PROBLEM TO WORK ON | Filter this data down to the lines that hold "narudžbe", and copy them.

INPUT MATERIAL |
↓

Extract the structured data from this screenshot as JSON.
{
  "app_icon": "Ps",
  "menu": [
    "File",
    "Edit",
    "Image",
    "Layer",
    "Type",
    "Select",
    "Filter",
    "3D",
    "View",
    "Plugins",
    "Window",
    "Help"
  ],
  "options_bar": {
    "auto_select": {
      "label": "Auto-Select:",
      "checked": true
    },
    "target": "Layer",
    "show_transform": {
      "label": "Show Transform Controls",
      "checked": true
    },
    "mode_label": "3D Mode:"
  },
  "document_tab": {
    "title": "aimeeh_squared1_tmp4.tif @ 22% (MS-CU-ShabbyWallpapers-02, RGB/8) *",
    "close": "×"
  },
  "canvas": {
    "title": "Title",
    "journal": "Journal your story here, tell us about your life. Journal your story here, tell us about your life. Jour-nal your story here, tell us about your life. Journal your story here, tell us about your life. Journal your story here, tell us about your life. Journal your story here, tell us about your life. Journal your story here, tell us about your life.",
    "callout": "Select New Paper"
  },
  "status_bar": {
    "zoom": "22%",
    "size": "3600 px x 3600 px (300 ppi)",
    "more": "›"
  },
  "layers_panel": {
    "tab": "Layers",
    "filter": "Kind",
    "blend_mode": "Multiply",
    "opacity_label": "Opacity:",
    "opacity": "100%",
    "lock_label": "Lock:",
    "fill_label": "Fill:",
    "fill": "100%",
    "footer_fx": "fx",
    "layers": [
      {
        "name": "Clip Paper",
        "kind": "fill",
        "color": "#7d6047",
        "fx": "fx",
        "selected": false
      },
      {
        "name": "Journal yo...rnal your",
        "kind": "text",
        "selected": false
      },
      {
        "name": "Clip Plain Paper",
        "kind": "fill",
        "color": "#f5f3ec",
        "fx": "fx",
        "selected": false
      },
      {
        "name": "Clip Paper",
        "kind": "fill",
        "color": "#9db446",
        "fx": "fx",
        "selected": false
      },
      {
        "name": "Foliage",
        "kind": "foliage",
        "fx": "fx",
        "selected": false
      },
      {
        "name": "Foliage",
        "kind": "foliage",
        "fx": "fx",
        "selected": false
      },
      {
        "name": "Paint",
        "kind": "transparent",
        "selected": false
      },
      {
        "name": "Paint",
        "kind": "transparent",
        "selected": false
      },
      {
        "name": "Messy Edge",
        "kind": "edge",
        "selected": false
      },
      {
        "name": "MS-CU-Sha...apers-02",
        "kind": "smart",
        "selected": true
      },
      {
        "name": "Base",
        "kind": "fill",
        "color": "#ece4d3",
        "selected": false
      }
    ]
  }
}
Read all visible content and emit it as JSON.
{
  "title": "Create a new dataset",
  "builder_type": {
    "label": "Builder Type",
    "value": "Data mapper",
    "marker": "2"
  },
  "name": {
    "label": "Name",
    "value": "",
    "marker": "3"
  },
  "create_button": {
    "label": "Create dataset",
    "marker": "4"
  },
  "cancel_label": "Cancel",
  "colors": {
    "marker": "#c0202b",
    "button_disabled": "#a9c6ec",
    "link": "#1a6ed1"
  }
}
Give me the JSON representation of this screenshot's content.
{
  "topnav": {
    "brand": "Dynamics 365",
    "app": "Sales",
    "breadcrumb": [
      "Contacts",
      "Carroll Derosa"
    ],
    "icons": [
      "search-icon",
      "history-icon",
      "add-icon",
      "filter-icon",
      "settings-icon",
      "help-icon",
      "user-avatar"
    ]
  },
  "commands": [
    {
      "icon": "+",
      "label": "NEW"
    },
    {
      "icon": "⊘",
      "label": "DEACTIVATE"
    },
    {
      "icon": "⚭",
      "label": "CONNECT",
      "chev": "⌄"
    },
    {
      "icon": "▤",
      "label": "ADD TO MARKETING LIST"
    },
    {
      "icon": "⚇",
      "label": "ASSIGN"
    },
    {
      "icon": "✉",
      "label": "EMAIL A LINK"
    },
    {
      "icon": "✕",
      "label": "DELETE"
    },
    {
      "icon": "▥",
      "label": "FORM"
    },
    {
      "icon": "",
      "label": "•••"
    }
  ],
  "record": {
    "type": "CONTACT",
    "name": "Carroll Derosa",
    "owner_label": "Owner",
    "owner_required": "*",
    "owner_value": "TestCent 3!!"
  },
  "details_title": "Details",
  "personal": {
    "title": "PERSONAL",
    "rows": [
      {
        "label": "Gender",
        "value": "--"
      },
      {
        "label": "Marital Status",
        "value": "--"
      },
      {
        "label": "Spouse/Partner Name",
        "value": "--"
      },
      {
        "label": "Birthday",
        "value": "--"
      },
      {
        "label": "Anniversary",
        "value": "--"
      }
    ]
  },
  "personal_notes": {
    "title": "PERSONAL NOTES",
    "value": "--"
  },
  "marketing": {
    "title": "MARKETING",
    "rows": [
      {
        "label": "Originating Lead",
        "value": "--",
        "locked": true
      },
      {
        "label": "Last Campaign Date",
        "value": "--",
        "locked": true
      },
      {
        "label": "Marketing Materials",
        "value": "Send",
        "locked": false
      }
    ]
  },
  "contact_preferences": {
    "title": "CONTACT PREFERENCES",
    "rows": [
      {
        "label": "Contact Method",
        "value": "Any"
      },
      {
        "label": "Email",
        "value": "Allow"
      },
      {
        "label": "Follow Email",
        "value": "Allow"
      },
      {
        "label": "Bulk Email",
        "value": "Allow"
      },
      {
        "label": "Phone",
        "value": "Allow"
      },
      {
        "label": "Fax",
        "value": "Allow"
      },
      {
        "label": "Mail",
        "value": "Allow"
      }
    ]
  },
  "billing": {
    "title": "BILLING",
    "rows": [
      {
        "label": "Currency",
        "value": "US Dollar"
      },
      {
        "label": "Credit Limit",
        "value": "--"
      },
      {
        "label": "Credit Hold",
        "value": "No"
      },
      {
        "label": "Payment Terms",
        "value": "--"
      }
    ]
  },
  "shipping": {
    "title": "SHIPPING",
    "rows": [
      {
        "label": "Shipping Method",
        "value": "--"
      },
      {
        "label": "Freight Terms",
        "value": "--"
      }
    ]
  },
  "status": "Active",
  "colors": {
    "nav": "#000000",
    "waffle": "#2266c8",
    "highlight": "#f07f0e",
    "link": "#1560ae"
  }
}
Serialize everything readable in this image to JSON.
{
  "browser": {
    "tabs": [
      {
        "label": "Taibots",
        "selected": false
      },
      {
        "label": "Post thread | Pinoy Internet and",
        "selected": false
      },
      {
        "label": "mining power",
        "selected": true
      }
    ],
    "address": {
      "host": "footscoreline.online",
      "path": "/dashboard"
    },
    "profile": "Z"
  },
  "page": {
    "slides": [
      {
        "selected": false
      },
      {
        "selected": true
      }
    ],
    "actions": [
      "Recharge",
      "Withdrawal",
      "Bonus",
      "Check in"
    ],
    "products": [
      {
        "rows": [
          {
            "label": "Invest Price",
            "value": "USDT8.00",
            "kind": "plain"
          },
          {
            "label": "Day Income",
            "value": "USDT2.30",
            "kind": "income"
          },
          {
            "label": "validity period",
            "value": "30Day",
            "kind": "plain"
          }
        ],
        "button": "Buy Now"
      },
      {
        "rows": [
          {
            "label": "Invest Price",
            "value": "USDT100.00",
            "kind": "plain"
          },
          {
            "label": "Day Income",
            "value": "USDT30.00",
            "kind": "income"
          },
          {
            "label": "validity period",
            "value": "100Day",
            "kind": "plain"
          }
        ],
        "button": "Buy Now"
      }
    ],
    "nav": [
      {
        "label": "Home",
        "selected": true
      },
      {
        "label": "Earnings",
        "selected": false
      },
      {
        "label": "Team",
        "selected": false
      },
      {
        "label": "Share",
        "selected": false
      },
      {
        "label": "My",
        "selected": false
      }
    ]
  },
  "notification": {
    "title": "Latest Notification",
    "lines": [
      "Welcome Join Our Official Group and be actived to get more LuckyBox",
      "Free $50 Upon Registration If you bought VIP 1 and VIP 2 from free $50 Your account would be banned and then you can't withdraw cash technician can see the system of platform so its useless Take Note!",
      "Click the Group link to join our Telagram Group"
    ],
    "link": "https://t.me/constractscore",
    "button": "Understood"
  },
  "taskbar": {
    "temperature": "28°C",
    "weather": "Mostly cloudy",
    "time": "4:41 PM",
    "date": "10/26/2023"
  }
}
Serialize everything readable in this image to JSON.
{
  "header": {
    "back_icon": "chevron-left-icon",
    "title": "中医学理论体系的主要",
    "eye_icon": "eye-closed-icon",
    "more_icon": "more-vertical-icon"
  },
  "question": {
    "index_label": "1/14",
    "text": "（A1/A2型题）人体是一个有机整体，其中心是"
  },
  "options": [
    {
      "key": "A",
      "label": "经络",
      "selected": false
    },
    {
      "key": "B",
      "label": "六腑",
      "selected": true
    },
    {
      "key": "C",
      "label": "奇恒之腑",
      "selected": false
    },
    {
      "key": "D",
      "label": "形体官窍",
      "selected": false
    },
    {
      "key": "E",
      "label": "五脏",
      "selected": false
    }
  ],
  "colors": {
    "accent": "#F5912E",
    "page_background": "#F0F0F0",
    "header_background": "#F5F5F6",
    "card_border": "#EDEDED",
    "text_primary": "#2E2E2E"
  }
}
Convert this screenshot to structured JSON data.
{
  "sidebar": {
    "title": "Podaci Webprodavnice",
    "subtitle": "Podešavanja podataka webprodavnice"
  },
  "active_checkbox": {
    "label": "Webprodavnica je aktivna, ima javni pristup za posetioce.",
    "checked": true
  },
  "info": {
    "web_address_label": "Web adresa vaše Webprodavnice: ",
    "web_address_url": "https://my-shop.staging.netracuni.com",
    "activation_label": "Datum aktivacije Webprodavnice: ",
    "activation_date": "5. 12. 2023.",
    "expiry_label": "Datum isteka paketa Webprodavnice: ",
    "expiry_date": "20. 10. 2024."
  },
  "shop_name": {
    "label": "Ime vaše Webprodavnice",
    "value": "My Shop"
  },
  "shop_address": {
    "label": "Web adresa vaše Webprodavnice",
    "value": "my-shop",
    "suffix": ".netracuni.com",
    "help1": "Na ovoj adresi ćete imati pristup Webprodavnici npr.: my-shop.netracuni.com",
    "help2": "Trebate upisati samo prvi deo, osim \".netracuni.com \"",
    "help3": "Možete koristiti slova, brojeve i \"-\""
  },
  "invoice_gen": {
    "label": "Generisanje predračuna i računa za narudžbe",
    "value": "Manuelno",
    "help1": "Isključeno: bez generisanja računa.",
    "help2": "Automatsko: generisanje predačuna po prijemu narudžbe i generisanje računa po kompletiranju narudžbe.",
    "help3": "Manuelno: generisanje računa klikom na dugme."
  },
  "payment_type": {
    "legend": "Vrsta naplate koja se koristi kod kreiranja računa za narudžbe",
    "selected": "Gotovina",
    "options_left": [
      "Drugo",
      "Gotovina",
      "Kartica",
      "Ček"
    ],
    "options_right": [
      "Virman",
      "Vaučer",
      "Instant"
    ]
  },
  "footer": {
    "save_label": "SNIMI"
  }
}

↑

CORRECT OUTPUT |
    "label": "Generisanje predračuna i računa za narudžbe",
    "help2": "Automatsko: generisanje predačuna po prijemu narudžbe i generisanje računa po kompletiranju narudžbe.",
    "legend": "Vrsta naplate koja se koristi kod kreiranja računa za narudžbe",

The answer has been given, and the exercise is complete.